Element and coordinate records:
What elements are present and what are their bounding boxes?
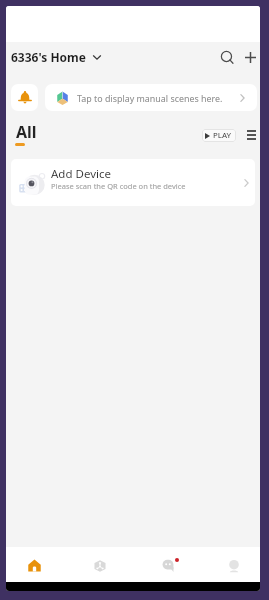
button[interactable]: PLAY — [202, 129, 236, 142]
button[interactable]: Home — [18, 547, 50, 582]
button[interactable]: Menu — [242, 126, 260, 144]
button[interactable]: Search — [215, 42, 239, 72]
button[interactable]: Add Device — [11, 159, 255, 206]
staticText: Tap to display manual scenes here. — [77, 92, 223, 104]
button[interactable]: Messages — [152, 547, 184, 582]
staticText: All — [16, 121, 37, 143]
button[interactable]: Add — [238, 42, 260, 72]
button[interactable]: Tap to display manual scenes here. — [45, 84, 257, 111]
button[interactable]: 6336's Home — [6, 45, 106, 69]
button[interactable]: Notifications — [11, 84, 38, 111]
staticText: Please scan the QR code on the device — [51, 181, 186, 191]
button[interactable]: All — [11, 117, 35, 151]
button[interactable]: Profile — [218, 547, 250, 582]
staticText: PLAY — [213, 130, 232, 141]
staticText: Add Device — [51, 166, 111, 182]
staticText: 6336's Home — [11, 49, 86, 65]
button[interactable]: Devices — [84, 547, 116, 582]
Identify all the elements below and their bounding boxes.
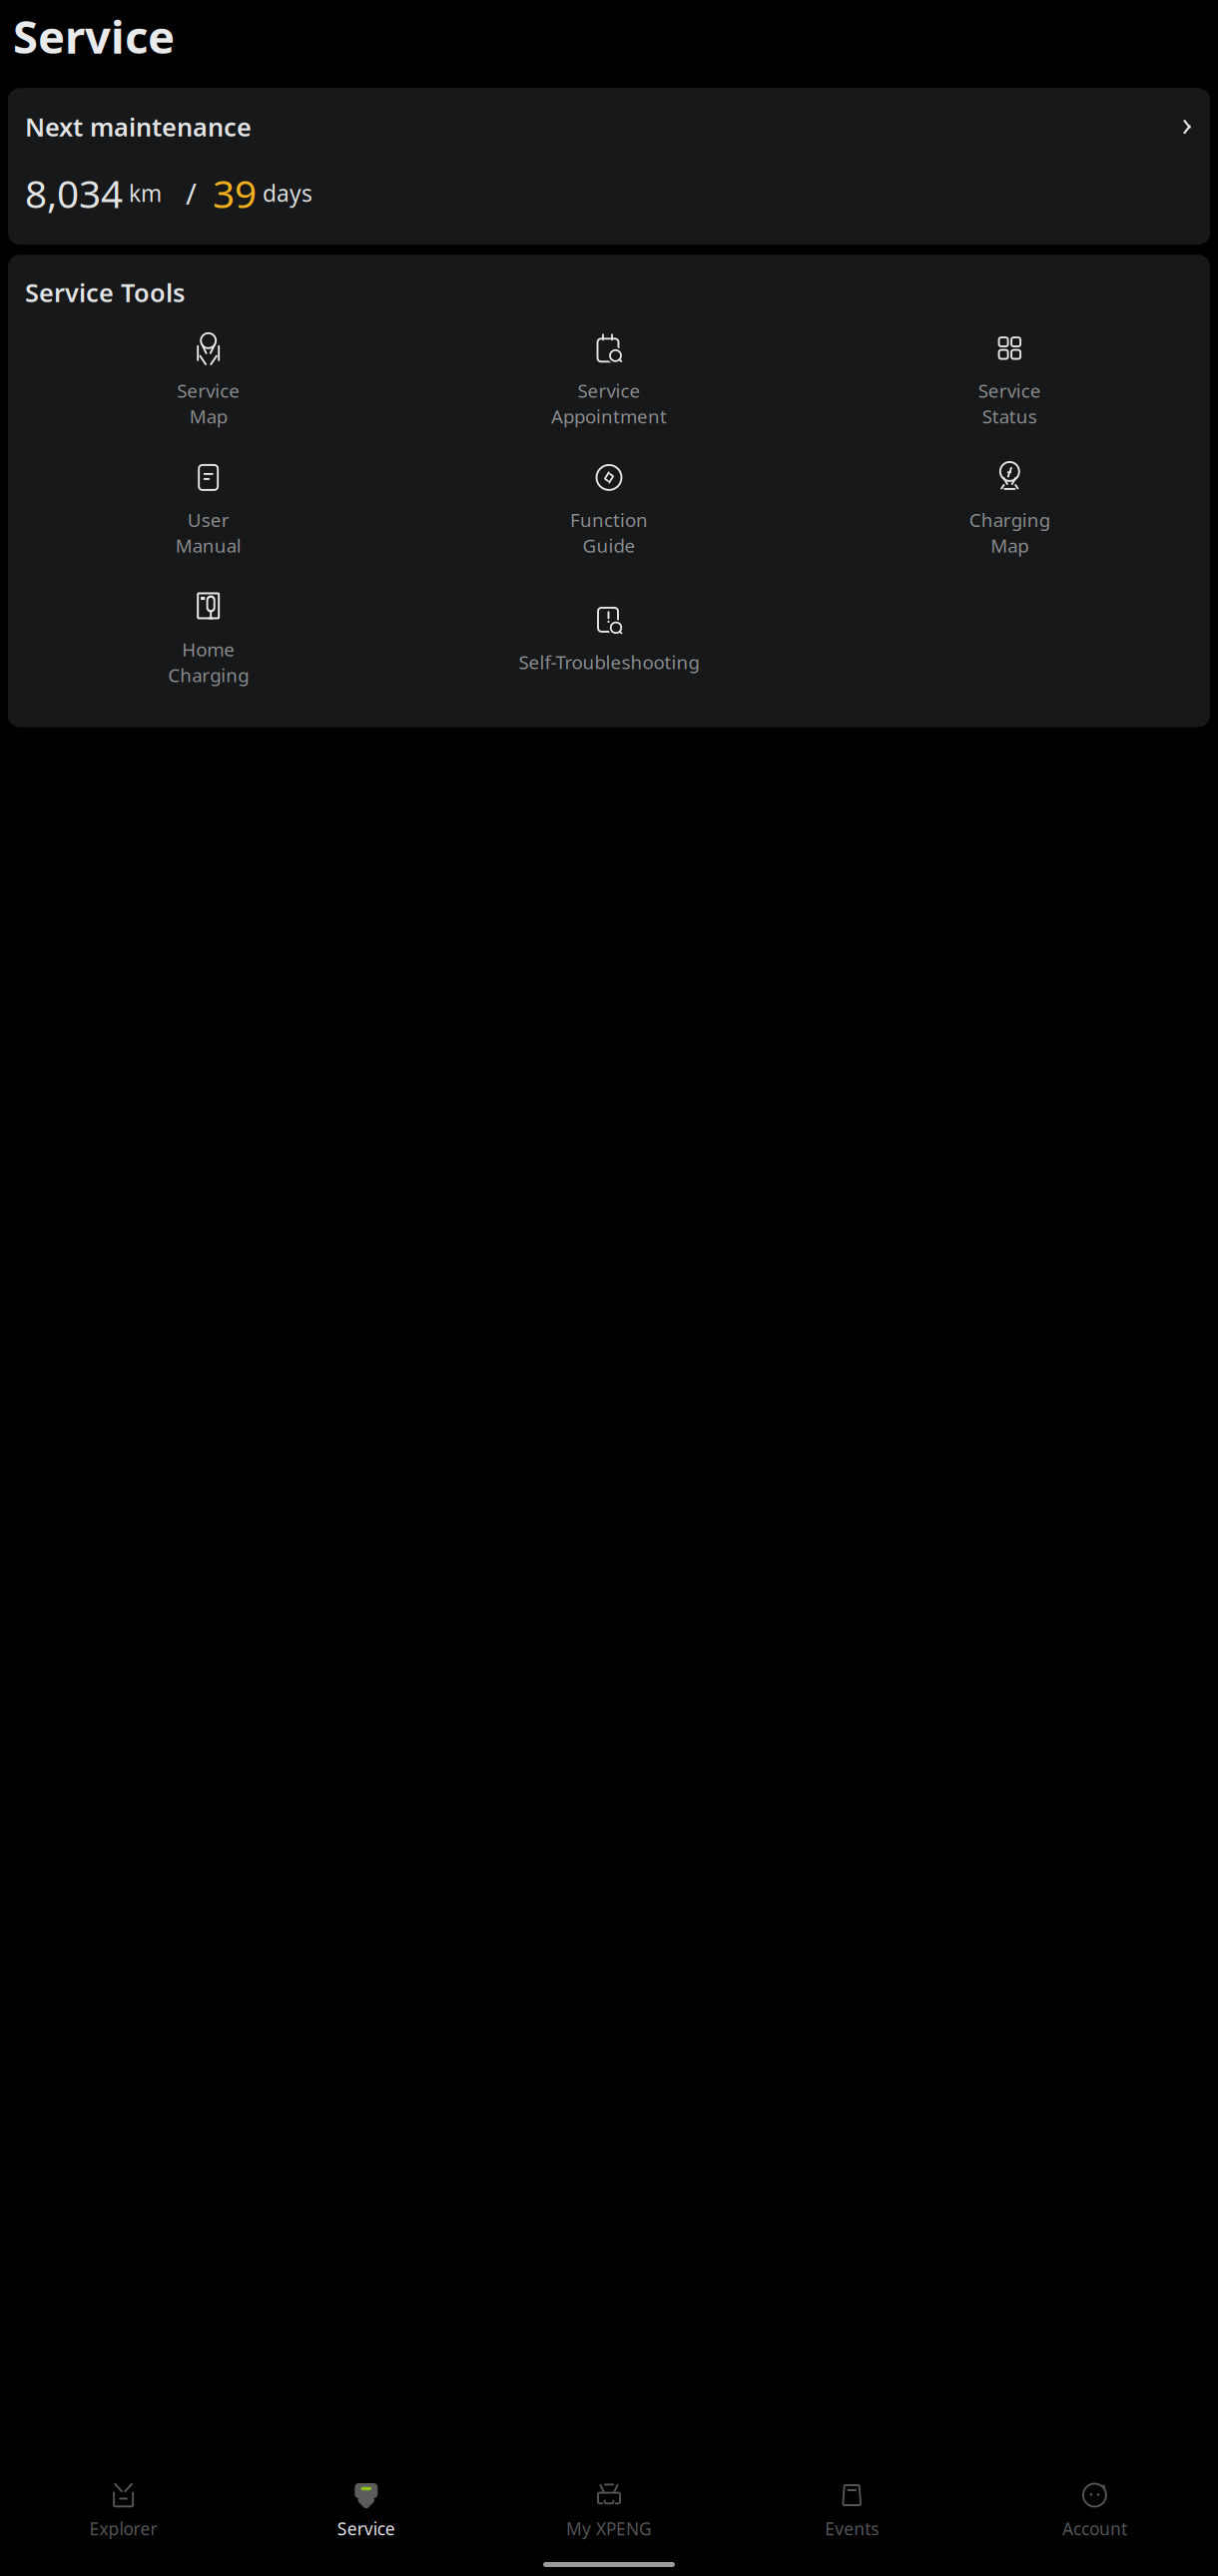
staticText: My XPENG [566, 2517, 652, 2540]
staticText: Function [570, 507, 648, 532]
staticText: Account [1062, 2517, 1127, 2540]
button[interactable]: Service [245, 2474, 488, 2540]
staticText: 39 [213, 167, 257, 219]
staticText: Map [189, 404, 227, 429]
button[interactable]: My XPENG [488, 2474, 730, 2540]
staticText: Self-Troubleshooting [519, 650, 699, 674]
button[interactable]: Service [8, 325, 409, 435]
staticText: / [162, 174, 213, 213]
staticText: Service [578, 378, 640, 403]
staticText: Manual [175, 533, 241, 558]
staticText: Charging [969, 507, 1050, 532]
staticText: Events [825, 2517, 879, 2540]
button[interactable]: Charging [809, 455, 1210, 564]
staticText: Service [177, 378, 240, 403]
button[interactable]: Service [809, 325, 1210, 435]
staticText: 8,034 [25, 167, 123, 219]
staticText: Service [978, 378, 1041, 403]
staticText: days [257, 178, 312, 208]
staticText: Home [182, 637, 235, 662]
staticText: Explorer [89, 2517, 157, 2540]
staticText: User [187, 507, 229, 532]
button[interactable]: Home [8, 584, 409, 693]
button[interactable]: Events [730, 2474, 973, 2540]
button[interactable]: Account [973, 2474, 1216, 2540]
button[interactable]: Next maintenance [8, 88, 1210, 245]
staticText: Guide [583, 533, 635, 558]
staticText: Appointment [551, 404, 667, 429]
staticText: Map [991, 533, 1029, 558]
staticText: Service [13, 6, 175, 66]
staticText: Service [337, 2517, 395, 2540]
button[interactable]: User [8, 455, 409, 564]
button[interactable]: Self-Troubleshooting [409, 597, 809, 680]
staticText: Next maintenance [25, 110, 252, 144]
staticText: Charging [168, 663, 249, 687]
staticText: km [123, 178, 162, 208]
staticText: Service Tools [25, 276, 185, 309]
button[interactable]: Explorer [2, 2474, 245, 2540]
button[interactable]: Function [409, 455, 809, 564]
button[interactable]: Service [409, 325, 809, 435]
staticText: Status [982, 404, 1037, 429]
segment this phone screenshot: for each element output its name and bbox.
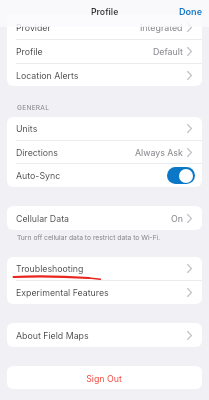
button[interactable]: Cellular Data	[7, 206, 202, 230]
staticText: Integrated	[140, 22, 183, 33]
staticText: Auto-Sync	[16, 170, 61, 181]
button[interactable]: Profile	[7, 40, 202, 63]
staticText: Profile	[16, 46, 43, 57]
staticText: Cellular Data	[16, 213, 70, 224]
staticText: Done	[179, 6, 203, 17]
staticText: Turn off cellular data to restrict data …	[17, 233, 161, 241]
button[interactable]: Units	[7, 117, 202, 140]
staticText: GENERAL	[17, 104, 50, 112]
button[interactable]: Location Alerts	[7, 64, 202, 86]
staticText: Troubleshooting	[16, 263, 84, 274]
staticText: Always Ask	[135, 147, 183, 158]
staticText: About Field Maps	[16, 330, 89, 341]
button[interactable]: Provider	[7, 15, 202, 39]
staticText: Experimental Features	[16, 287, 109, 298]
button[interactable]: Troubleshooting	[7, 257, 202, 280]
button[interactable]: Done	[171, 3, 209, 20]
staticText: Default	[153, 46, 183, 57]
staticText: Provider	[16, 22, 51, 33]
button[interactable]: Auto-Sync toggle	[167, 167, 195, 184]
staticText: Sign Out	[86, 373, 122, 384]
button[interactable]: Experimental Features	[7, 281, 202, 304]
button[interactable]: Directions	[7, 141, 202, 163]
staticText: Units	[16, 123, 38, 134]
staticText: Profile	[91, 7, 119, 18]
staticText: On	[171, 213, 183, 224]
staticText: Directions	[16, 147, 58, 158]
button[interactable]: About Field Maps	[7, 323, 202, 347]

INSTRUCTIONS FOR THE TASK: Reproduce every item above line for line, with no changes, and leave the pictures out.

RESPONSE TO THE EXERCISE:
What elements are present and what are their bounding boxes?
button[interactable]: PLAY — [202, 129, 236, 142]
button[interactable]: Home — [18, 547, 50, 582]
button[interactable]: Menu — [242, 126, 260, 144]
button[interactable]: Search — [215, 42, 239, 72]
button[interactable]: Add Device — [11, 159, 255, 206]
staticText: Tap to display manual scenes here. — [77, 92, 223, 104]
button[interactable]: Messages — [152, 547, 184, 582]
staticText: All — [16, 121, 37, 143]
button[interactable]: Add — [238, 42, 260, 72]
button[interactable]: Tap to display manual scenes here. — [45, 84, 257, 111]
button[interactable]: 6336's Home — [6, 45, 106, 69]
button[interactable]: Notifications — [11, 84, 38, 111]
staticText: Please scan the QR code on the device — [51, 181, 186, 191]
button[interactable]: All — [11, 117, 35, 151]
button[interactable]: Profile — [218, 547, 250, 582]
staticText: PLAY — [213, 130, 232, 141]
staticText: Add Device — [51, 166, 111, 182]
staticText: 6336's Home — [11, 49, 86, 65]
button[interactable]: Devices — [84, 547, 116, 582]
Identify all the elements below and their bounding boxes.
staticText: My XPENG [566, 2517, 652, 2540]
staticText: Function [570, 507, 648, 532]
staticText: Account [1062, 2517, 1127, 2540]
button[interactable]: Service [245, 2474, 488, 2540]
staticText: 39 [213, 167, 257, 219]
staticText: Map [189, 404, 227, 429]
button[interactable]: My XPENG [488, 2474, 730, 2540]
staticText: Self-Troubleshooting [519, 650, 699, 674]
button[interactable]: Service [8, 325, 409, 435]
staticText: / [162, 174, 213, 213]
staticText: Service [578, 378, 640, 403]
staticText: Manual [175, 533, 241, 558]
staticText: Charging [969, 507, 1050, 532]
staticText: Events [825, 2517, 879, 2540]
button[interactable]: Charging [809, 455, 1210, 564]
staticText: Service [177, 378, 240, 403]
button[interactable]: Service [809, 325, 1210, 435]
staticText: 8,034 [25, 167, 123, 219]
staticText: Service [978, 378, 1041, 403]
staticText: days [257, 178, 312, 208]
staticText: Home [182, 637, 235, 662]
staticText: Explorer [89, 2517, 157, 2540]
staticText: User [187, 507, 229, 532]
button[interactable]: Home [8, 584, 409, 693]
button[interactable]: Events [730, 2474, 973, 2540]
button[interactable]: Account [973, 2474, 1216, 2540]
button[interactable]: Next maintenance [8, 88, 1210, 245]
staticText: Guide [583, 533, 635, 558]
staticText: Appointment [551, 404, 667, 429]
staticText: Map [991, 533, 1029, 558]
staticText: Service [13, 6, 175, 66]
staticText: Service [337, 2517, 395, 2540]
button[interactable]: User [8, 455, 409, 564]
button[interactable]: Self-Troubleshooting [409, 597, 809, 680]
staticText: Next maintenance [25, 110, 252, 144]
staticText: Charging [168, 663, 249, 687]
staticText: km [123, 178, 162, 208]
staticText: Service Tools [25, 276, 185, 309]
button[interactable]: Explorer [2, 2474, 245, 2540]
button[interactable]: Function [409, 455, 809, 564]
button[interactable]: Service [409, 325, 809, 435]
staticText: Status [982, 404, 1037, 429]
segment this phone screenshot: for each element output its name and bbox.
button[interactable]: Cellular Data	[7, 206, 202, 230]
staticText: Integrated	[140, 22, 183, 33]
staticText: Auto-Sync	[16, 170, 61, 181]
button[interactable]: Profile	[7, 40, 202, 63]
staticText: Profile	[16, 46, 43, 57]
staticText: Cellular Data	[16, 213, 70, 224]
staticText: Done	[179, 6, 203, 17]
staticText: Turn off cellular data to restrict data …	[17, 233, 161, 241]
button[interactable]: Units	[7, 117, 202, 140]
staticText: GENERAL	[17, 104, 50, 112]
button[interactable]: Location Alerts	[7, 64, 202, 86]
staticText: Troubleshooting	[16, 263, 84, 274]
staticText: Always Ask	[135, 147, 183, 158]
staticText: About Field Maps	[16, 330, 89, 341]
button[interactable]: Provider	[7, 15, 202, 39]
staticText: Experimental Features	[16, 287, 109, 298]
button[interactable]: Troubleshooting	[7, 257, 202, 280]
button[interactable]: Done	[171, 3, 209, 20]
staticText: Default	[153, 46, 183, 57]
staticText: Provider	[16, 22, 51, 33]
button[interactable]: Auto-Sync toggle	[167, 167, 195, 184]
staticText: Sign Out	[86, 373, 122, 384]
button[interactable]: Experimental Features	[7, 281, 202, 304]
button[interactable]: Directions	[7, 141, 202, 163]
staticText: Units	[16, 123, 38, 134]
staticText: Profile	[91, 7, 119, 18]
staticText: On	[171, 213, 183, 224]
staticText: Directions	[16, 147, 58, 158]
button[interactable]: About Field Maps	[7, 323, 202, 347]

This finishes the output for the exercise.